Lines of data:
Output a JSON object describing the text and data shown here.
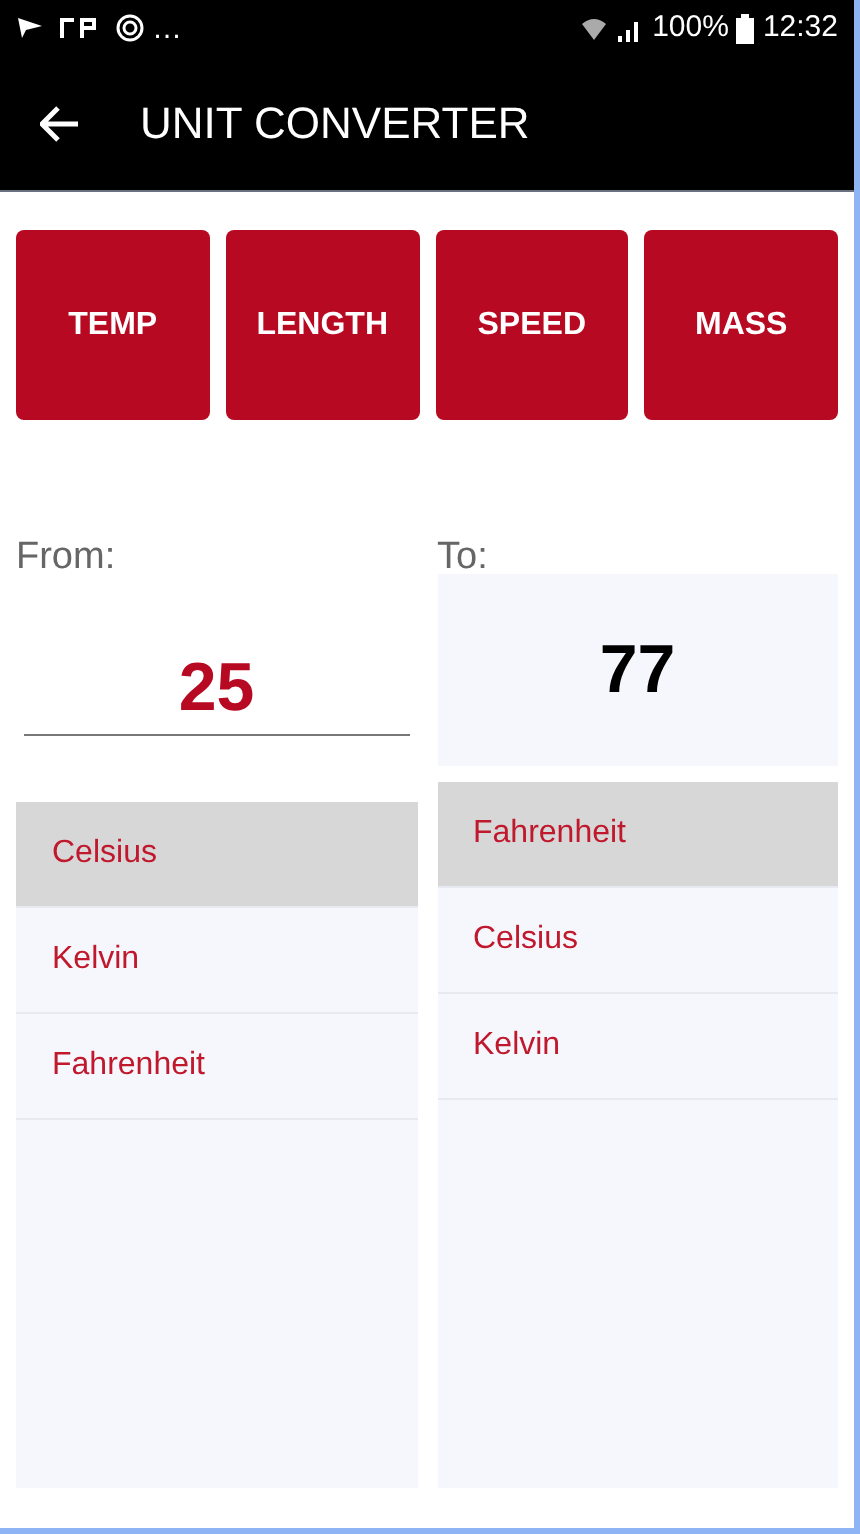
{
  "status_bar": {
    "overflow": "…",
    "battery": "100%",
    "time": "12:32"
  },
  "app_bar": {
    "title": "UNIT CONVERTER"
  },
  "categories": [
    {
      "label": "TEMP"
    },
    {
      "label": "LENGTH"
    },
    {
      "label": "SPEED"
    },
    {
      "label": "MASS"
    }
  ],
  "from": {
    "label": "From:",
    "value": "25",
    "units": [
      {
        "label": "Celsius",
        "selected": true
      },
      {
        "label": "Kelvin",
        "selected": false
      },
      {
        "label": "Fahrenheit",
        "selected": false
      }
    ]
  },
  "to": {
    "label": "To:",
    "value": "77",
    "units": [
      {
        "label": "Fahrenheit",
        "selected": true
      },
      {
        "label": "Celsius",
        "selected": false
      },
      {
        "label": "Kelvin",
        "selected": false
      }
    ]
  }
}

## THE TASK
The records above are to be restated exactly, without their pictures.

## ANSWER BELOW
Output a JSON object describing the text and data shown here.
{
  "status_bar": {
    "overflow": "…",
    "battery": "100%",
    "time": "12:32"
  },
  "app_bar": {
    "title": "UNIT CONVERTER"
  },
  "categories": [
    {
      "label": "TEMP"
    },
    {
      "label": "LENGTH"
    },
    {
      "label": "SPEED"
    },
    {
      "label": "MASS"
    }
  ],
  "from": {
    "label": "From:",
    "value": "25",
    "units": [
      {
        "label": "Celsius",
        "selected": true
      },
      {
        "label": "Kelvin",
        "selected": false
      },
      {
        "label": "Fahrenheit",
        "selected": false
      }
    ]
  },
  "to": {
    "label": "To:",
    "value": "77",
    "units": [
      {
        "label": "Fahrenheit",
        "selected": true
      },
      {
        "label": "Celsius",
        "selected": false
      },
      {
        "label": "Kelvin",
        "selected": false
      }
    ]
  }
}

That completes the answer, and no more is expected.